WHAT THE EXERCISE ASKS => Repeat each entry as written, dropping any picture you find.

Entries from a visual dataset

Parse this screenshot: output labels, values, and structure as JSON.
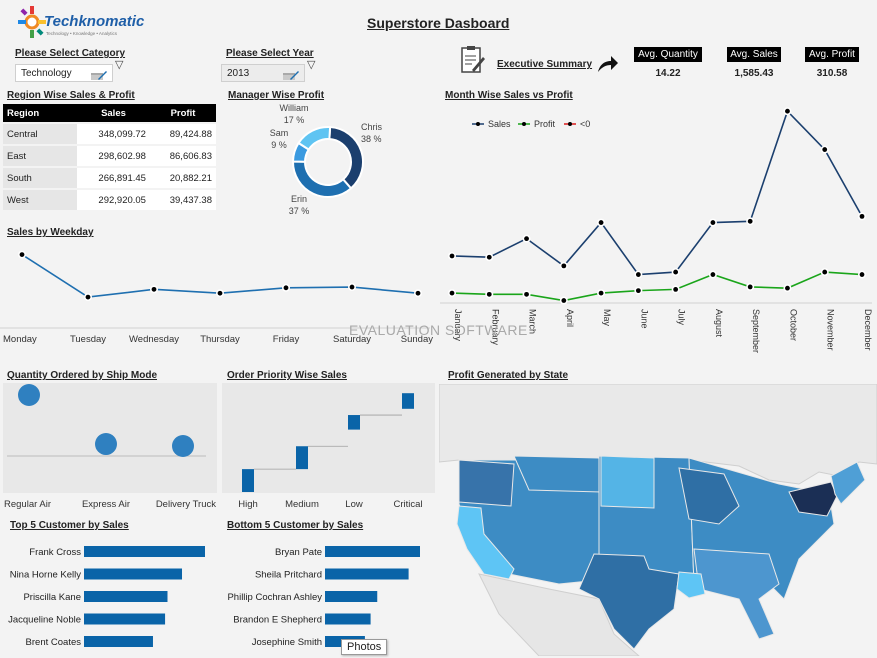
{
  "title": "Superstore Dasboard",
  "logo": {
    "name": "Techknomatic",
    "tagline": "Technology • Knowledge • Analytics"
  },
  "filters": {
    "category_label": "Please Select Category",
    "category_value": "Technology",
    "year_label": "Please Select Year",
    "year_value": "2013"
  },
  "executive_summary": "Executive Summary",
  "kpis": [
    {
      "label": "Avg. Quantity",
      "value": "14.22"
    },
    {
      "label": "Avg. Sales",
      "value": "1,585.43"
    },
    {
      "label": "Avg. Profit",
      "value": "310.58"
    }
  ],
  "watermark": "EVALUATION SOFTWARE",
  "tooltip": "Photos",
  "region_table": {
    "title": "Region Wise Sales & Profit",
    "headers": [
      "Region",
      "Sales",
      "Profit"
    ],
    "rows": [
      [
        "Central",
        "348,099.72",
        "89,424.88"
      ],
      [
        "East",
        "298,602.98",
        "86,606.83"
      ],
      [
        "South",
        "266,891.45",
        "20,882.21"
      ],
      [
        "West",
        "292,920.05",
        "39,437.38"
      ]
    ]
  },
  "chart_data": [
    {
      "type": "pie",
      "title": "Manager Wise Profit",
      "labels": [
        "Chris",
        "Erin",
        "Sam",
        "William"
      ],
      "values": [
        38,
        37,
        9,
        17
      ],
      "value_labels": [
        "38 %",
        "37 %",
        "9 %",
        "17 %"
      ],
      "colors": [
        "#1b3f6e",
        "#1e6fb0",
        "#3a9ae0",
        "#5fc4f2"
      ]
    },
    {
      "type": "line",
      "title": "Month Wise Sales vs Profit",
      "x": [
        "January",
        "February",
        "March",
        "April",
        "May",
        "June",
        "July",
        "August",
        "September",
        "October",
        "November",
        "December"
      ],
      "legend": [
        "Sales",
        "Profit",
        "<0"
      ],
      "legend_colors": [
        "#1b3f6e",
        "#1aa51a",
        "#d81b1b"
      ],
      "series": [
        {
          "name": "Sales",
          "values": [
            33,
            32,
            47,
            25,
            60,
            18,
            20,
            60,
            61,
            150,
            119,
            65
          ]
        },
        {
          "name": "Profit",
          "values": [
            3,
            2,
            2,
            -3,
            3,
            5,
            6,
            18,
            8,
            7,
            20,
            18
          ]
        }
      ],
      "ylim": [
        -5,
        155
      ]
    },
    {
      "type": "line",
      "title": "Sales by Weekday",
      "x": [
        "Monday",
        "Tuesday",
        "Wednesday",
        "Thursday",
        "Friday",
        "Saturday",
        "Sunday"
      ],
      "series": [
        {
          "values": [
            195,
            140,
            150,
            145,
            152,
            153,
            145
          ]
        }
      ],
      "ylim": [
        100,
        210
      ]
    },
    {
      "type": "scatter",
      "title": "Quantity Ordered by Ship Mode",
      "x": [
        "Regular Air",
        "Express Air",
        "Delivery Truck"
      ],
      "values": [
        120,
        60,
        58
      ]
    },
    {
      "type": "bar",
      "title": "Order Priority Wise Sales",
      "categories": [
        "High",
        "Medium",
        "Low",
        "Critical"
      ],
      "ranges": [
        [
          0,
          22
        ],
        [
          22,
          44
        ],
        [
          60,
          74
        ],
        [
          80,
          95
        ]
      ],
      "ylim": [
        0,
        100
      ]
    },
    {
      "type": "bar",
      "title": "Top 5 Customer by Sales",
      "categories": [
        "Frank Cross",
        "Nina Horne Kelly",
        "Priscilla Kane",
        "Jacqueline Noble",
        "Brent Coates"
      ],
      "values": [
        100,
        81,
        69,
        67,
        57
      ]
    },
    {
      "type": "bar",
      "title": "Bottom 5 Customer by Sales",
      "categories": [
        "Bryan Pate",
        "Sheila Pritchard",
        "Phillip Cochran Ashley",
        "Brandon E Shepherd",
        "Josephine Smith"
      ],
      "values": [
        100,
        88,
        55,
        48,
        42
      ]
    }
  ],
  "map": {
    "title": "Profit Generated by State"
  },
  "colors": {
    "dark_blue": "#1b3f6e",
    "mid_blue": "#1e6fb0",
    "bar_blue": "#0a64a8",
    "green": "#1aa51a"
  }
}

OUTPUT FOR THIS EXERCISE =>
Parse this screenshot: output labels, values, and structure as JSON.
{
  "title": "Superstore Dasboard",
  "logo": {
    "name": "Techknomatic",
    "tagline": "Technology • Knowledge • Analytics"
  },
  "filters": {
    "category_label": "Please Select Category",
    "category_value": "Technology",
    "year_label": "Please Select Year",
    "year_value": "2013"
  },
  "executive_summary": "Executive Summary",
  "kpis": [
    {
      "label": "Avg. Quantity",
      "value": "14.22"
    },
    {
      "label": "Avg. Sales",
      "value": "1,585.43"
    },
    {
      "label": "Avg. Profit",
      "value": "310.58"
    }
  ],
  "watermark": "EVALUATION SOFTWARE",
  "tooltip": "Photos",
  "region_table": {
    "title": "Region Wise Sales & Profit",
    "headers": [
      "Region",
      "Sales",
      "Profit"
    ],
    "rows": [
      [
        "Central",
        "348,099.72",
        "89,424.88"
      ],
      [
        "East",
        "298,602.98",
        "86,606.83"
      ],
      [
        "South",
        "266,891.45",
        "20,882.21"
      ],
      [
        "West",
        "292,920.05",
        "39,437.38"
      ]
    ]
  },
  "chart_data": [
    {
      "type": "pie",
      "title": "Manager Wise Profit",
      "labels": [
        "Chris",
        "Erin",
        "Sam",
        "William"
      ],
      "values": [
        38,
        37,
        9,
        17
      ],
      "value_labels": [
        "38 %",
        "37 %",
        "9 %",
        "17 %"
      ],
      "colors": [
        "#1b3f6e",
        "#1e6fb0",
        "#3a9ae0",
        "#5fc4f2"
      ]
    },
    {
      "type": "line",
      "title": "Month Wise Sales vs Profit",
      "x": [
        "January",
        "February",
        "March",
        "April",
        "May",
        "June",
        "July",
        "August",
        "September",
        "October",
        "November",
        "December"
      ],
      "legend": [
        "Sales",
        "Profit",
        "<0"
      ],
      "legend_colors": [
        "#1b3f6e",
        "#1aa51a",
        "#d81b1b"
      ],
      "series": [
        {
          "name": "Sales",
          "values": [
            33,
            32,
            47,
            25,
            60,
            18,
            20,
            60,
            61,
            150,
            119,
            65
          ]
        },
        {
          "name": "Profit",
          "values": [
            3,
            2,
            2,
            -3,
            3,
            5,
            6,
            18,
            8,
            7,
            20,
            18
          ]
        }
      ],
      "ylim": [
        -5,
        155
      ]
    },
    {
      "type": "line",
      "title": "Sales by Weekday",
      "x": [
        "Monday",
        "Tuesday",
        "Wednesday",
        "Thursday",
        "Friday",
        "Saturday",
        "Sunday"
      ],
      "series": [
        {
          "values": [
            195,
            140,
            150,
            145,
            152,
            153,
            145
          ]
        }
      ],
      "ylim": [
        100,
        210
      ]
    },
    {
      "type": "scatter",
      "title": "Quantity Ordered by Ship Mode",
      "x": [
        "Regular Air",
        "Express Air",
        "Delivery Truck"
      ],
      "values": [
        120,
        60,
        58
      ]
    },
    {
      "type": "bar",
      "title": "Order Priority Wise Sales",
      "categories": [
        "High",
        "Medium",
        "Low",
        "Critical"
      ],
      "ranges": [
        [
          0,
          22
        ],
        [
          22,
          44
        ],
        [
          60,
          74
        ],
        [
          80,
          95
        ]
      ],
      "ylim": [
        0,
        100
      ]
    },
    {
      "type": "bar",
      "title": "Top 5 Customer by Sales",
      "categories": [
        "Frank Cross",
        "Nina Horne Kelly",
        "Priscilla Kane",
        "Jacqueline Noble",
        "Brent Coates"
      ],
      "values": [
        100,
        81,
        69,
        67,
        57
      ]
    },
    {
      "type": "bar",
      "title": "Bottom 5 Customer by Sales",
      "categories": [
        "Bryan Pate",
        "Sheila Pritchard",
        "Phillip Cochran Ashley",
        "Brandon E Shepherd",
        "Josephine Smith"
      ],
      "values": [
        100,
        88,
        55,
        48,
        42
      ]
    }
  ],
  "map": {
    "title": "Profit Generated by State"
  },
  "colors": {
    "dark_blue": "#1b3f6e",
    "mid_blue": "#1e6fb0",
    "bar_blue": "#0a64a8",
    "green": "#1aa51a"
  }
}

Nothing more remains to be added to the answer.